Problem statement:
Only the number is wanted: tally the lines below that contain the word "thread".

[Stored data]
┌──

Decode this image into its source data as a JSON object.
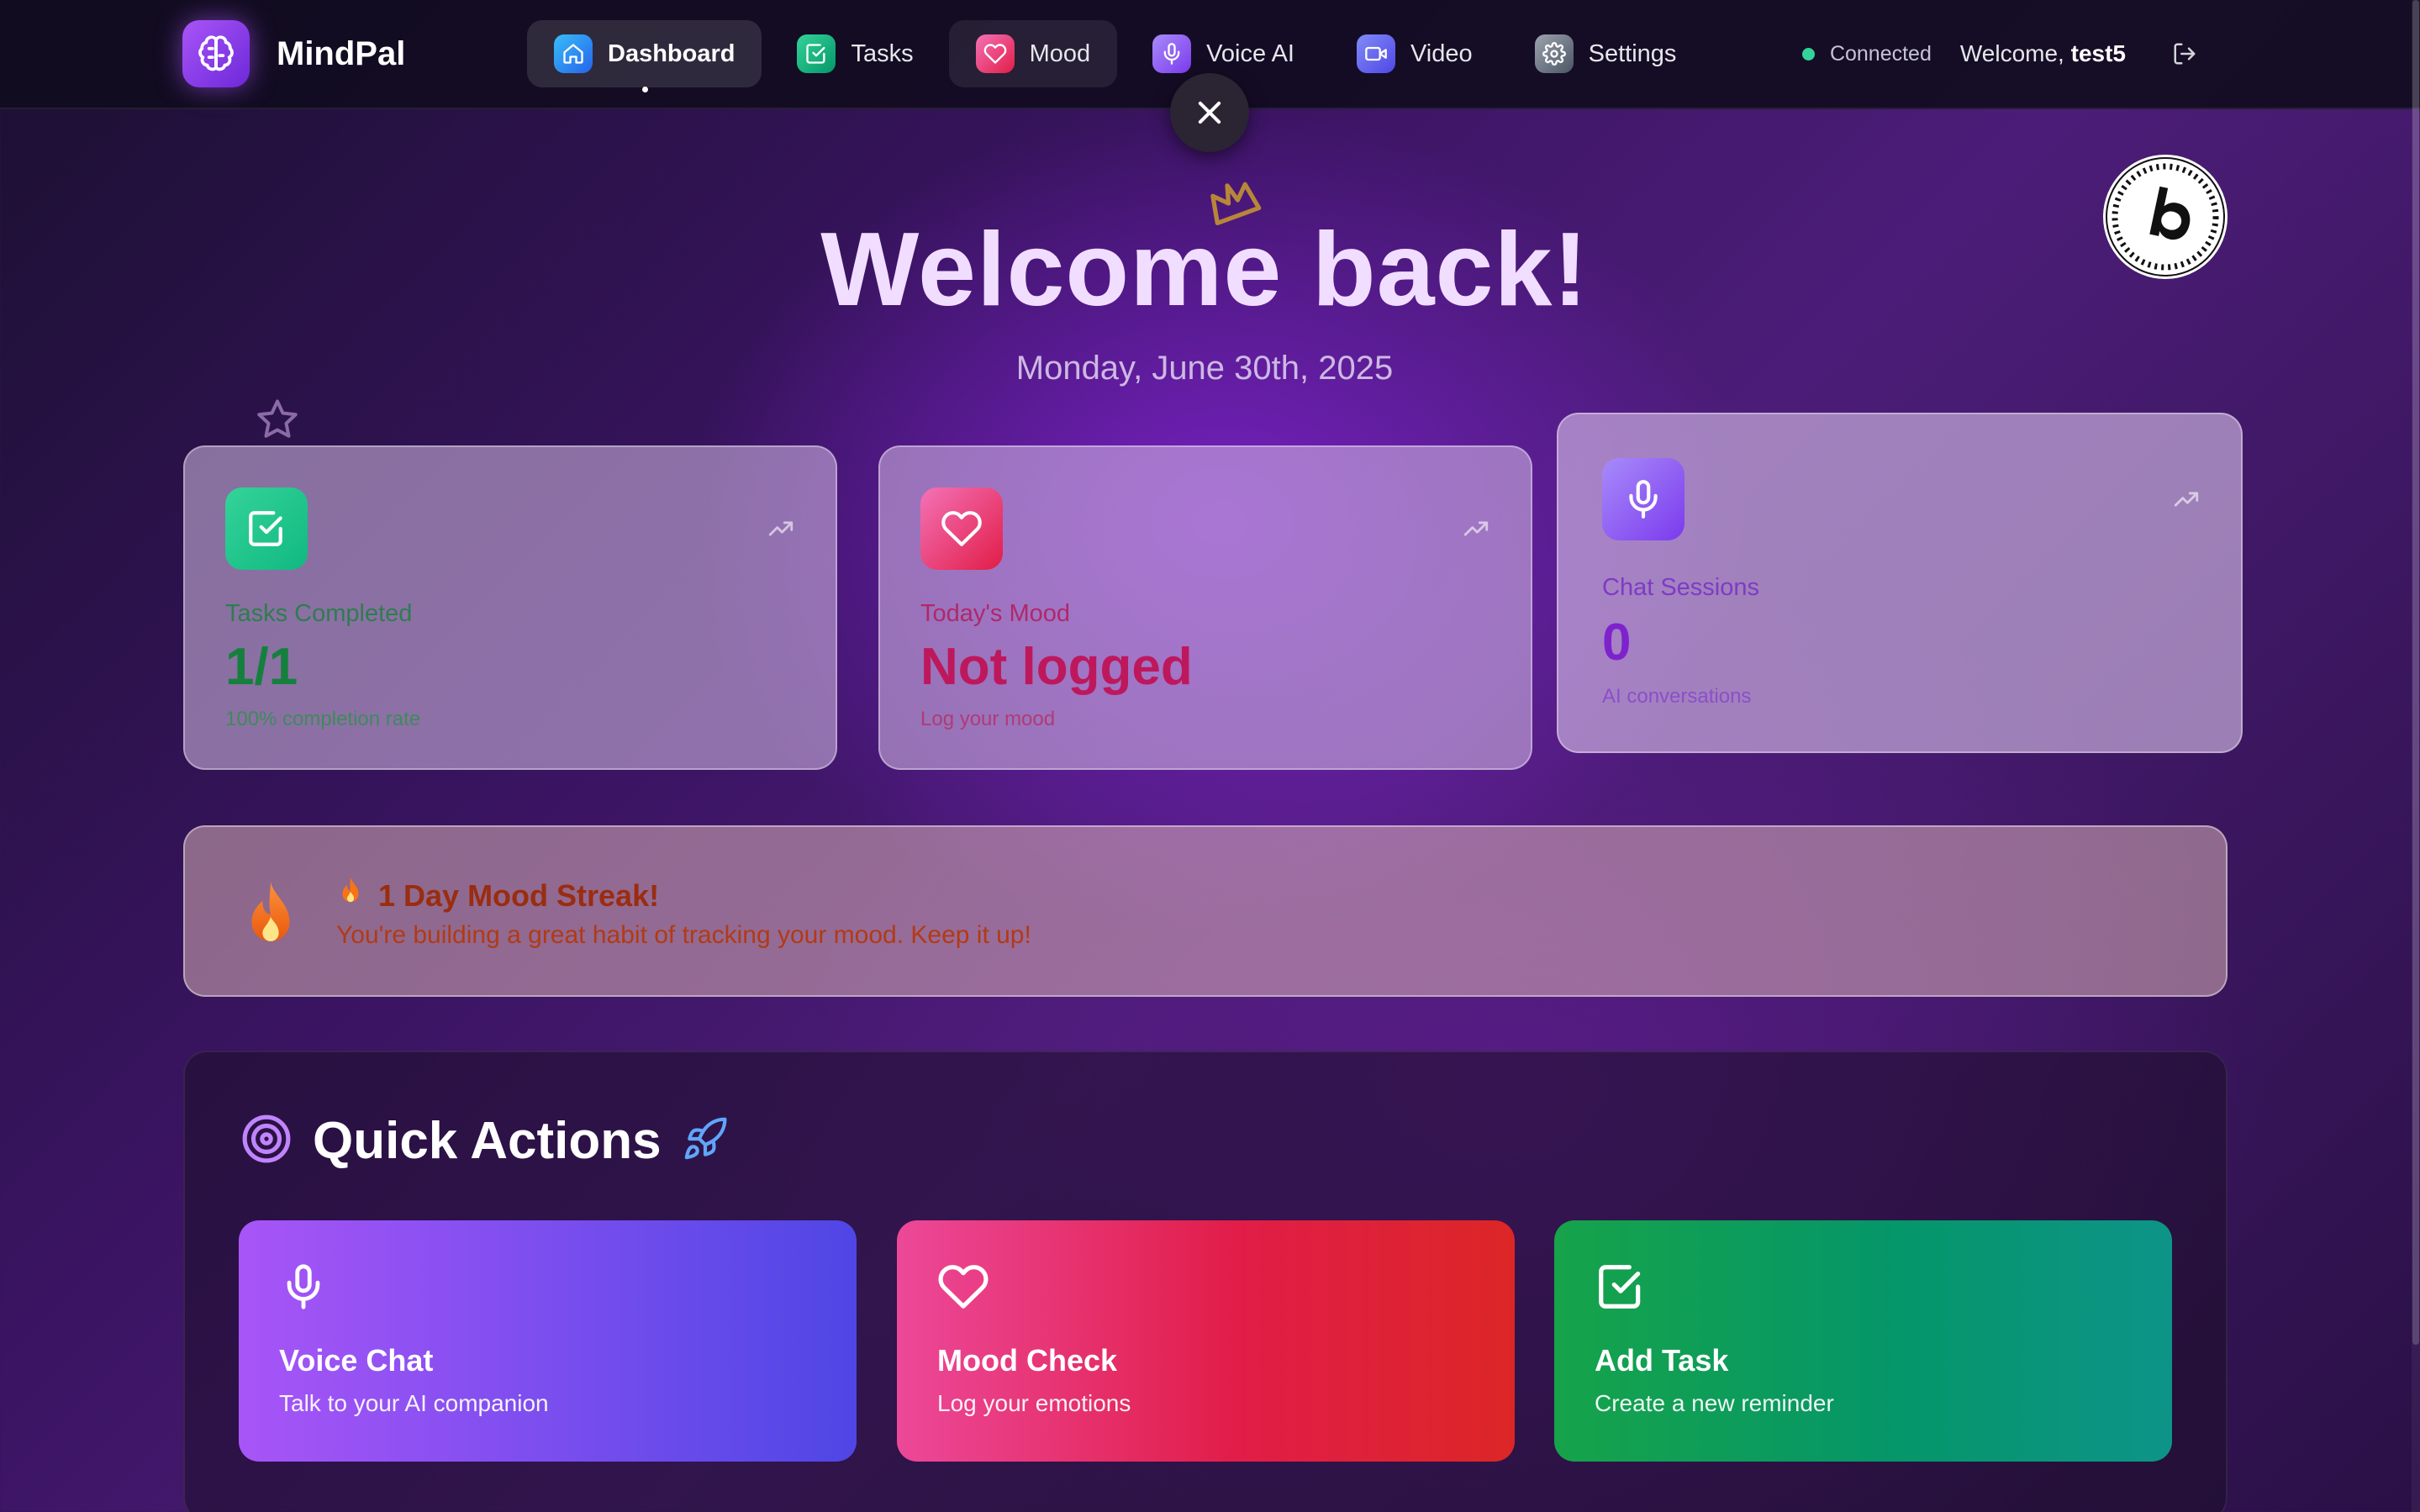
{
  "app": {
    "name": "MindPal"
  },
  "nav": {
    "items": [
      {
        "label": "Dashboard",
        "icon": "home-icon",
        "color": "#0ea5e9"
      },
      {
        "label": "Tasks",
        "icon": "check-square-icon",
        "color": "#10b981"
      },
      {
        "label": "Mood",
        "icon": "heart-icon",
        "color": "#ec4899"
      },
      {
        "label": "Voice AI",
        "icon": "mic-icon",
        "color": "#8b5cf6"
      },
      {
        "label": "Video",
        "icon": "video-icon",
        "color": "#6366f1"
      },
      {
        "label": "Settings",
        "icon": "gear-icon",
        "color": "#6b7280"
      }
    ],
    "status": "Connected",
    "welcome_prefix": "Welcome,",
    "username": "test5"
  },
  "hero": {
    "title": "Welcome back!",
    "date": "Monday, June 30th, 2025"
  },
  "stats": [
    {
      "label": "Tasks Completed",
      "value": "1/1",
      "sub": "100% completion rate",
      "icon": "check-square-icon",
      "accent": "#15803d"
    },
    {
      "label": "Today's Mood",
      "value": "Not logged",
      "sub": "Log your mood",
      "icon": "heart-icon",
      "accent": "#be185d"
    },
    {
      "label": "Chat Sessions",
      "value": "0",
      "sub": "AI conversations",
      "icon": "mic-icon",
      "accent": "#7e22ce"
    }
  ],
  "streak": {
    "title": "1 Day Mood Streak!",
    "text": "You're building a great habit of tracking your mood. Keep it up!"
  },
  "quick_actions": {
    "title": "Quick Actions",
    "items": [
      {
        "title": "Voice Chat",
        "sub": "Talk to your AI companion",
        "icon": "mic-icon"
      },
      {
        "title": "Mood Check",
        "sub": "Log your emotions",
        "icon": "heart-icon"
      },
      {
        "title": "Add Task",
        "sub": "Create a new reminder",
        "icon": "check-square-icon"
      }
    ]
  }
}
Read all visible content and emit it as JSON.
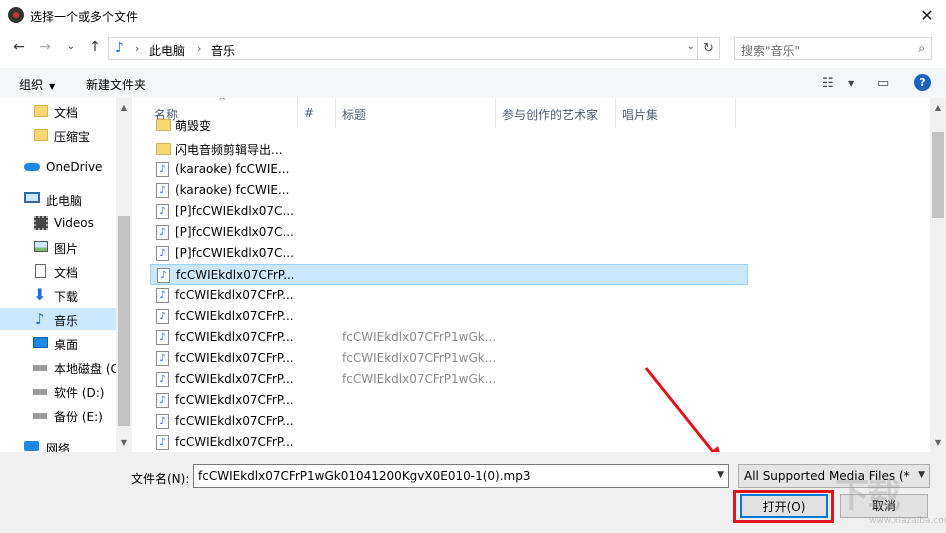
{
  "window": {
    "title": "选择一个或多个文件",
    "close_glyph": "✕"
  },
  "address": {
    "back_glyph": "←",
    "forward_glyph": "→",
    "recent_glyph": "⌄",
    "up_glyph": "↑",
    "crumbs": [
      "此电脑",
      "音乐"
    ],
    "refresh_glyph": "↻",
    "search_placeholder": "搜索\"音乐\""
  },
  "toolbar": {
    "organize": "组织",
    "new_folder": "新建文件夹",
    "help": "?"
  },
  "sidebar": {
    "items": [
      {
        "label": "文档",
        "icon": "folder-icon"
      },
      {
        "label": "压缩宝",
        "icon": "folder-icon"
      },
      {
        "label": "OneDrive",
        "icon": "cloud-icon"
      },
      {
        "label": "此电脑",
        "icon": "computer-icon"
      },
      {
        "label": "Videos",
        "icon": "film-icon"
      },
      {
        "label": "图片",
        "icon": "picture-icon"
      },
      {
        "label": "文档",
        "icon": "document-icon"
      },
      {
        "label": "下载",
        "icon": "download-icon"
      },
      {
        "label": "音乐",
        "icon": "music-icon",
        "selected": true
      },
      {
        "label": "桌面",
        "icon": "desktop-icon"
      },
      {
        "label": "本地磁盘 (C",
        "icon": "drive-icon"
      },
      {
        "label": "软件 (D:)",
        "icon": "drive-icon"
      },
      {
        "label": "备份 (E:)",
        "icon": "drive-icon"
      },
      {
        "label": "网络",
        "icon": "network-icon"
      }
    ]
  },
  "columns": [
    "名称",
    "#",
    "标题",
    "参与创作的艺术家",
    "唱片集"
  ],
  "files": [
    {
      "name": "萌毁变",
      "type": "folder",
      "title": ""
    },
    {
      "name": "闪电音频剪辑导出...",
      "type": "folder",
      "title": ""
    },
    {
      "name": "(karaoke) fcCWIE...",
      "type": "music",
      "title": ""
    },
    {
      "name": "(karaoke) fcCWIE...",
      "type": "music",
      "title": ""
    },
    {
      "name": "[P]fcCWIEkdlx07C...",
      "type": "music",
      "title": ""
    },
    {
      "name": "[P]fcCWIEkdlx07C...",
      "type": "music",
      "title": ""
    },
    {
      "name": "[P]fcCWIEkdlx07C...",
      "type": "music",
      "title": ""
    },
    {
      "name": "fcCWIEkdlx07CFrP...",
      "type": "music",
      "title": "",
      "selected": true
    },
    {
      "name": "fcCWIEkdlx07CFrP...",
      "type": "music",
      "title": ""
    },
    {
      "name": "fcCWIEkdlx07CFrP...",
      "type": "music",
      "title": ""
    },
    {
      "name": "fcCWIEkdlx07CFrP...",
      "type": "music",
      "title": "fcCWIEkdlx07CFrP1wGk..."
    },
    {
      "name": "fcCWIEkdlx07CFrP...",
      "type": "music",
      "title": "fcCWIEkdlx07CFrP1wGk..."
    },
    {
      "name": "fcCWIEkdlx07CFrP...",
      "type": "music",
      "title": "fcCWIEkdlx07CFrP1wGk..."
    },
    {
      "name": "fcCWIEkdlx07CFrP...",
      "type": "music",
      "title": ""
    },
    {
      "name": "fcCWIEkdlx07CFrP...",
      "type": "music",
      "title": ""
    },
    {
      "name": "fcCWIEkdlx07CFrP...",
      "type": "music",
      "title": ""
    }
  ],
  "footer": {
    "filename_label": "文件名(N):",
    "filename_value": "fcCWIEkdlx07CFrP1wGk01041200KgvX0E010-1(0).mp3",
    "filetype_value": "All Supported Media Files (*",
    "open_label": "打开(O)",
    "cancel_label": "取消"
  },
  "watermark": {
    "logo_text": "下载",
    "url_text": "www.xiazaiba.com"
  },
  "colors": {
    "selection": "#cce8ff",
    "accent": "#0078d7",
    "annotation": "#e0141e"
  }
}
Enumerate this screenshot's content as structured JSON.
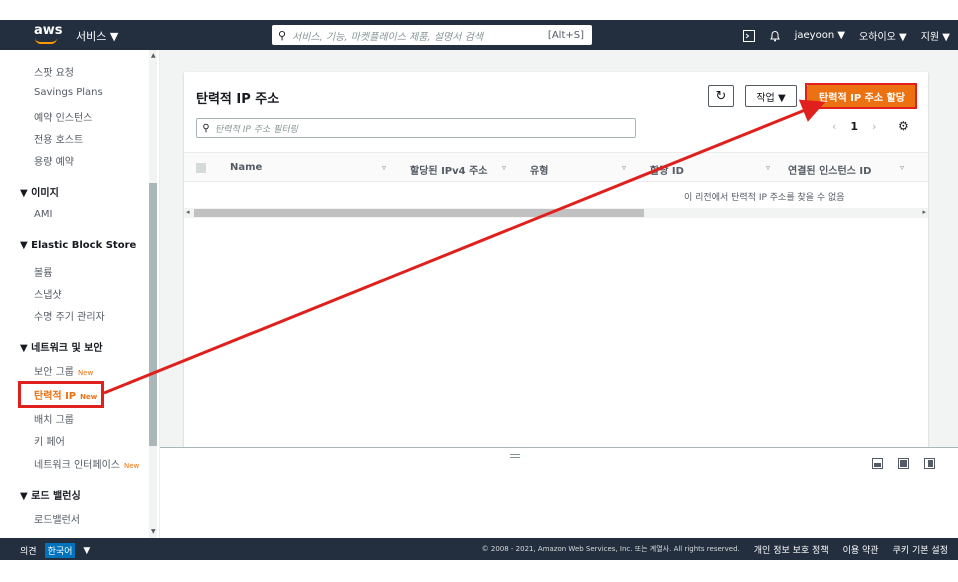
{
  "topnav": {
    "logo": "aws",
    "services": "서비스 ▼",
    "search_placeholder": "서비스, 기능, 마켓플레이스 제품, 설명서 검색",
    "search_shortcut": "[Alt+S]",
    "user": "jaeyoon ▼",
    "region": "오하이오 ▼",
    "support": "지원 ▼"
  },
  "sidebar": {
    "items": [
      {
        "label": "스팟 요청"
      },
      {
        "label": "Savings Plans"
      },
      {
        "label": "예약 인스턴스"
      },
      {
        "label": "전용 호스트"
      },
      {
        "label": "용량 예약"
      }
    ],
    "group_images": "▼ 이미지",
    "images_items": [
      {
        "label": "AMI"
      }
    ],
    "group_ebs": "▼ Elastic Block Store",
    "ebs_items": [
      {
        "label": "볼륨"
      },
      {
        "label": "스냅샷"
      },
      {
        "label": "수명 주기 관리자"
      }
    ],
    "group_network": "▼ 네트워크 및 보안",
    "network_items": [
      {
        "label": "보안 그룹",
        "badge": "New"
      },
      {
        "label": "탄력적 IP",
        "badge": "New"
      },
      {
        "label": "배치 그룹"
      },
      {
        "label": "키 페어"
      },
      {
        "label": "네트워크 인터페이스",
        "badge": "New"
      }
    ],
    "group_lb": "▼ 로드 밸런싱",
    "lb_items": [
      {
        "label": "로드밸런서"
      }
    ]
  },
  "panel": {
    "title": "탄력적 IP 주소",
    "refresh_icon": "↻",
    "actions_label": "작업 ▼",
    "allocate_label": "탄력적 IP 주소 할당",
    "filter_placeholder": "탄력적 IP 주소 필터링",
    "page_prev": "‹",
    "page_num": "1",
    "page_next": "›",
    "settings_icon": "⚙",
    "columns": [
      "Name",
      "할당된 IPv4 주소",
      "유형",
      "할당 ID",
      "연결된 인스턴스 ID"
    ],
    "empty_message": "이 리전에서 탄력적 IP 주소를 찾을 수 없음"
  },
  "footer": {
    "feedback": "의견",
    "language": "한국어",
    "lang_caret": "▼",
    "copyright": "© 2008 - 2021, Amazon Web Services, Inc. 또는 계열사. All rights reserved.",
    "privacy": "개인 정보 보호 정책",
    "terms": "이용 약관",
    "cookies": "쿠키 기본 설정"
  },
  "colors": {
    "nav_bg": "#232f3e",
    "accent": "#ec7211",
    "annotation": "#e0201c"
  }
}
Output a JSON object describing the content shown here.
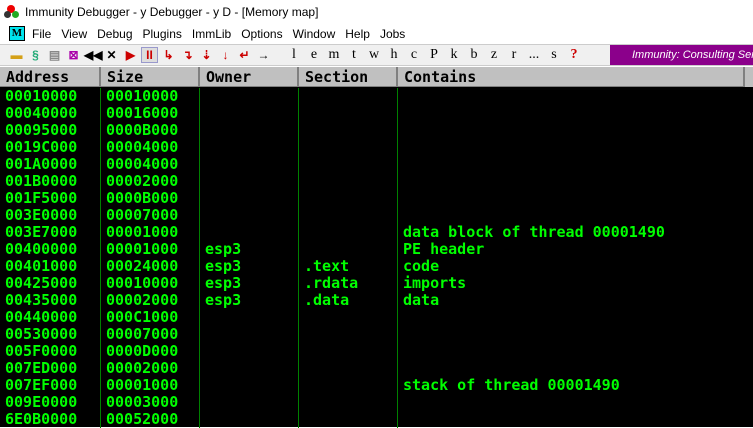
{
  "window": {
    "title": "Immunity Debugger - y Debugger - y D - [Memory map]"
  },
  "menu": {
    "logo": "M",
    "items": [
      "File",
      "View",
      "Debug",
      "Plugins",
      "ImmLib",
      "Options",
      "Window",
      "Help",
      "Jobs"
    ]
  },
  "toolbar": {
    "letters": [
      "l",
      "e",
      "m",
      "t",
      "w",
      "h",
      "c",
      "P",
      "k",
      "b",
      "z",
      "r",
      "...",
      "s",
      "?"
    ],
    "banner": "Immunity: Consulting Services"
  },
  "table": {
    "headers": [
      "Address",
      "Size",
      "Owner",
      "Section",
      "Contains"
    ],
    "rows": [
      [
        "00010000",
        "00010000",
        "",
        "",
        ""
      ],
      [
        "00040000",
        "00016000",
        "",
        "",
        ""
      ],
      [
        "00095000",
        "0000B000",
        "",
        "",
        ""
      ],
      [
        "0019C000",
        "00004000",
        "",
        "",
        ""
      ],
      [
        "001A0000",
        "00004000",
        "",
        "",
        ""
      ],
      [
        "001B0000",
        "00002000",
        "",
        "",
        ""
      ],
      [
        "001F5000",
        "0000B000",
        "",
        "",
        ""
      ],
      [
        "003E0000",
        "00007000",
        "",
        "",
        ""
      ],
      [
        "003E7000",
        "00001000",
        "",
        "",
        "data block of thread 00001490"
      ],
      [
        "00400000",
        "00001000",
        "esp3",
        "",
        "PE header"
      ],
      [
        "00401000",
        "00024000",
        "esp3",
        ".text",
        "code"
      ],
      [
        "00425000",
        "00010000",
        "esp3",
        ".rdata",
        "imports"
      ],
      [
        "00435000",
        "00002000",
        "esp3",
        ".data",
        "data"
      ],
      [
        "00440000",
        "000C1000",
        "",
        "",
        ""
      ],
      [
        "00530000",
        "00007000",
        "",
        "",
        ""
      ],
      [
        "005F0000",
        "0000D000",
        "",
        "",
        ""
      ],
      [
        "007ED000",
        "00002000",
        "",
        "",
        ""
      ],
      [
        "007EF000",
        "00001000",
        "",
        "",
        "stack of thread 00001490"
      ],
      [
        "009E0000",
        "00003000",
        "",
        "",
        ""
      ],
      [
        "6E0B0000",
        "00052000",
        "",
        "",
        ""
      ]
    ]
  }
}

└──

Written answer:
2